─── Input material ───

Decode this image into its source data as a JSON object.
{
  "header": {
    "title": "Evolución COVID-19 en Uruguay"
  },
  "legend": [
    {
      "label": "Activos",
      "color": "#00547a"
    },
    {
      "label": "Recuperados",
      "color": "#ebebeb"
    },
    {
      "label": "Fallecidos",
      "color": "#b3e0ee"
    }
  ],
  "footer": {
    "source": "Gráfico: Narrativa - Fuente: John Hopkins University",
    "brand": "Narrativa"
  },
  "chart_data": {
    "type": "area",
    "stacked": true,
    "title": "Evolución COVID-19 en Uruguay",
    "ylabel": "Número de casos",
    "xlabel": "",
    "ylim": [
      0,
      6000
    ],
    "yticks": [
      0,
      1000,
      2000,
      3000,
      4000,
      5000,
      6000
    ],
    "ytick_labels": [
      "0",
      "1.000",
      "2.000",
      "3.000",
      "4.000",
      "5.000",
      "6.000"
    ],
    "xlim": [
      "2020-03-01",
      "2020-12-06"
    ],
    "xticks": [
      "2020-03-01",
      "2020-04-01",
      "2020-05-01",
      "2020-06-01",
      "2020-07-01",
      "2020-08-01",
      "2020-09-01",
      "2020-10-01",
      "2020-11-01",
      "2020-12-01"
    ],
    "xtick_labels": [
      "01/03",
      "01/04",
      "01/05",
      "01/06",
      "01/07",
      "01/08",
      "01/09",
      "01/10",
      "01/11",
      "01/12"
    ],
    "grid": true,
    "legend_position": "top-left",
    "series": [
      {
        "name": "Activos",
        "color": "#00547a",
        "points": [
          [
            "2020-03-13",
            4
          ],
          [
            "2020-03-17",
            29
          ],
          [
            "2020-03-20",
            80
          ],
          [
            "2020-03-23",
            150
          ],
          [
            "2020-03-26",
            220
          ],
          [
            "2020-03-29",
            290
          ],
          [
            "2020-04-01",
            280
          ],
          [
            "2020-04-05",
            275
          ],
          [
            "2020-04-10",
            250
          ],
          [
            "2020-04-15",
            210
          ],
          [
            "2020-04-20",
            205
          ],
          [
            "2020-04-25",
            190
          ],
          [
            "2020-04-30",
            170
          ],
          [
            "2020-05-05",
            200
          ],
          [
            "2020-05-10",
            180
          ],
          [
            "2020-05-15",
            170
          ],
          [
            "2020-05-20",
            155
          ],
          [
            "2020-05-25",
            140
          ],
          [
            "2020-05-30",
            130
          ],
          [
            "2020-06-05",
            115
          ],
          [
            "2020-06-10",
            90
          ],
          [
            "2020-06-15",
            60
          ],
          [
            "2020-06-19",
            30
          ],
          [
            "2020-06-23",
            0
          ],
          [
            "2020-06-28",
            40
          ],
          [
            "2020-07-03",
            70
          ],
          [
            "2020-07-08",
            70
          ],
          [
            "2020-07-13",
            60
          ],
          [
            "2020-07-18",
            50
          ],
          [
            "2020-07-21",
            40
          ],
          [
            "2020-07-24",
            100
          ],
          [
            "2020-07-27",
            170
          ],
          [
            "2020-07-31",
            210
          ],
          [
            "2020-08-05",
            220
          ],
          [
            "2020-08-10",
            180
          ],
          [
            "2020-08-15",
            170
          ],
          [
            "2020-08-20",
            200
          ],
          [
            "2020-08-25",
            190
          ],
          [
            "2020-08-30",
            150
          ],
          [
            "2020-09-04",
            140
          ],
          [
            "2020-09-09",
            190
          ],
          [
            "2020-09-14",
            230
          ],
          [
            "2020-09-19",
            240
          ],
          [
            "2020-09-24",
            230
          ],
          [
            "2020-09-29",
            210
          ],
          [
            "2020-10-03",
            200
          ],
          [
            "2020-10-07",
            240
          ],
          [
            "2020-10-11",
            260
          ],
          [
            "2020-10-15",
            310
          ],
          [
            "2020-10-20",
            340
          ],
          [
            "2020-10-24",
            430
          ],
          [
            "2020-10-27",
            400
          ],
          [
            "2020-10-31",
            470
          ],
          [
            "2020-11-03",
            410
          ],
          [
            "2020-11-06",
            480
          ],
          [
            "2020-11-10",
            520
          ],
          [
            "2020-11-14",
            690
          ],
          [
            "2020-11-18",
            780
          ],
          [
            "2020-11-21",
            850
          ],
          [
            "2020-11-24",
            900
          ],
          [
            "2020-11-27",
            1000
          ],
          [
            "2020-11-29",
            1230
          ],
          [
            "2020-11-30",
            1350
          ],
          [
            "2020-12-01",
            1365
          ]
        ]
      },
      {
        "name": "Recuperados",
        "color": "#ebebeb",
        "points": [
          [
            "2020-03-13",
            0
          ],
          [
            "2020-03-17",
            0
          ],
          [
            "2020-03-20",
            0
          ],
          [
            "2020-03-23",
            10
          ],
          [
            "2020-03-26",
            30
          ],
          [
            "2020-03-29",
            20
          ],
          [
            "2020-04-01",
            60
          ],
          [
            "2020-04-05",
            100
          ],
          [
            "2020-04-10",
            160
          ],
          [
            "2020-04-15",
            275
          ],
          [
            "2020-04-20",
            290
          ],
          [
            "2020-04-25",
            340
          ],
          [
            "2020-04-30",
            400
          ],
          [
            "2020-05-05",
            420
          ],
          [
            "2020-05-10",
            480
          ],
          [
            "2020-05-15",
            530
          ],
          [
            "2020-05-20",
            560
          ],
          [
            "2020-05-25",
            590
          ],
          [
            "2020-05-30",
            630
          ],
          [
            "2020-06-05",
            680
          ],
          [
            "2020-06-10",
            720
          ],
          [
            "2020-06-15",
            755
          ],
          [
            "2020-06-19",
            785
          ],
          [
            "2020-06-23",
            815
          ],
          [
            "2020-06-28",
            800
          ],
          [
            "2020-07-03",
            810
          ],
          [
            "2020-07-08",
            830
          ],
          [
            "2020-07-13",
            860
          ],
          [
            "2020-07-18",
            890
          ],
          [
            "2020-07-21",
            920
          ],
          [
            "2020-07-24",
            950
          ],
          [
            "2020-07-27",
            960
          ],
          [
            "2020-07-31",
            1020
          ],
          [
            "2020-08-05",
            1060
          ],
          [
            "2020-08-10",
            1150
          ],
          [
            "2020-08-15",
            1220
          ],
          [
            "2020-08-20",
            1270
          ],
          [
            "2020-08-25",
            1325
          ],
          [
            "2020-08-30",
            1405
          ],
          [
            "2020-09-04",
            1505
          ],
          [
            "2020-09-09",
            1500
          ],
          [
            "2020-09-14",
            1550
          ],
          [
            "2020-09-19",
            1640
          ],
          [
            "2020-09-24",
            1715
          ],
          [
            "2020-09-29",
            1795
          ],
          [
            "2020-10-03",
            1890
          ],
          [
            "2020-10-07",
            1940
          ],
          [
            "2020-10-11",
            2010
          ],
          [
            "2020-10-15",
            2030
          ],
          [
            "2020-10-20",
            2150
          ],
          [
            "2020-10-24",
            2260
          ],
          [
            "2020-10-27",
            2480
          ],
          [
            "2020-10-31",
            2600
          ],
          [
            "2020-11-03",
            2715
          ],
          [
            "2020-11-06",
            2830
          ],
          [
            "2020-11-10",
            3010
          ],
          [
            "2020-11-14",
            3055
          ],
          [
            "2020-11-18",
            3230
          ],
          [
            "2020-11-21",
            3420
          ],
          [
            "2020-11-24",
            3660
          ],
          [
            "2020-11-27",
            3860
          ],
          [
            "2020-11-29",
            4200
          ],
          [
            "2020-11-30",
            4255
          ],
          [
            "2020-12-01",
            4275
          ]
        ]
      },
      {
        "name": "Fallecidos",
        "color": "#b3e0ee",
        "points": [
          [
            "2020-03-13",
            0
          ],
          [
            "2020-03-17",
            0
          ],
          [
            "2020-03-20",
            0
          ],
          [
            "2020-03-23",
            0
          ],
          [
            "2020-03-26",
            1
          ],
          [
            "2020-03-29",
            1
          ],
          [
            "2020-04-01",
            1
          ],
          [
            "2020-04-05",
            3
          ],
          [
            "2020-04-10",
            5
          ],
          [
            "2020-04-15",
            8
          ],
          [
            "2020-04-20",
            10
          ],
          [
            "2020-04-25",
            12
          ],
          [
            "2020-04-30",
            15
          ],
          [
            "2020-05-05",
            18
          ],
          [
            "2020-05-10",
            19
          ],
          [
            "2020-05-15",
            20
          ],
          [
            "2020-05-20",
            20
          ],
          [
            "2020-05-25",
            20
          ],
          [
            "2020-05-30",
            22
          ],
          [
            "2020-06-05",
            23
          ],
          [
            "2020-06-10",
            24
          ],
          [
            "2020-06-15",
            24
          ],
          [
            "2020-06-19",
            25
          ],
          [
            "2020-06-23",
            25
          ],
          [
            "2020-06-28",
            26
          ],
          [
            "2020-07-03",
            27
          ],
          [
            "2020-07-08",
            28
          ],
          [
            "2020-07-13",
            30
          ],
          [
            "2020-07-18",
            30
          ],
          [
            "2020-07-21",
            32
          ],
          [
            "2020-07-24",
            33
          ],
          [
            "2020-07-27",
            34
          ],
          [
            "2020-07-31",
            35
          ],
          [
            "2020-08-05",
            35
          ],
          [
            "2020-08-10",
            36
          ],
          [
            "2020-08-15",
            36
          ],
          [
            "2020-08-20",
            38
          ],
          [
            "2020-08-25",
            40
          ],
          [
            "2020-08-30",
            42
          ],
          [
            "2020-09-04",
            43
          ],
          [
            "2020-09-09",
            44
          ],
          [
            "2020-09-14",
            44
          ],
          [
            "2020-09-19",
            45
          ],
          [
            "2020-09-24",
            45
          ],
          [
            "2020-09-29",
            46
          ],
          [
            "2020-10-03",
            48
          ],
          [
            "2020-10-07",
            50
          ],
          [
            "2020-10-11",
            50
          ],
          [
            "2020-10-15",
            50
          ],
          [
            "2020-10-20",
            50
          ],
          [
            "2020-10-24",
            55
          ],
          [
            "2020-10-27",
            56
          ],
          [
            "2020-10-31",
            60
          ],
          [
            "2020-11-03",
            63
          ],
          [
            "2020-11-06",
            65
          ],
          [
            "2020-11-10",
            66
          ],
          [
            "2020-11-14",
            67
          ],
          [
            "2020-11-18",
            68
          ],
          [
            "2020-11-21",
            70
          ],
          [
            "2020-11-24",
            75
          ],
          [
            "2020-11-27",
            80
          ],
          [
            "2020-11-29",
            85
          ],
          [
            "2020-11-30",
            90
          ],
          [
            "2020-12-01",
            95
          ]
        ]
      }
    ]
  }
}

───

Given exercise. In the records above, find the lines containing "COVID" and copy them.

Final result.
    "title": "Evolución COVID-19 en Uruguay"
    "title": "Evolución COVID-19 en Uruguay",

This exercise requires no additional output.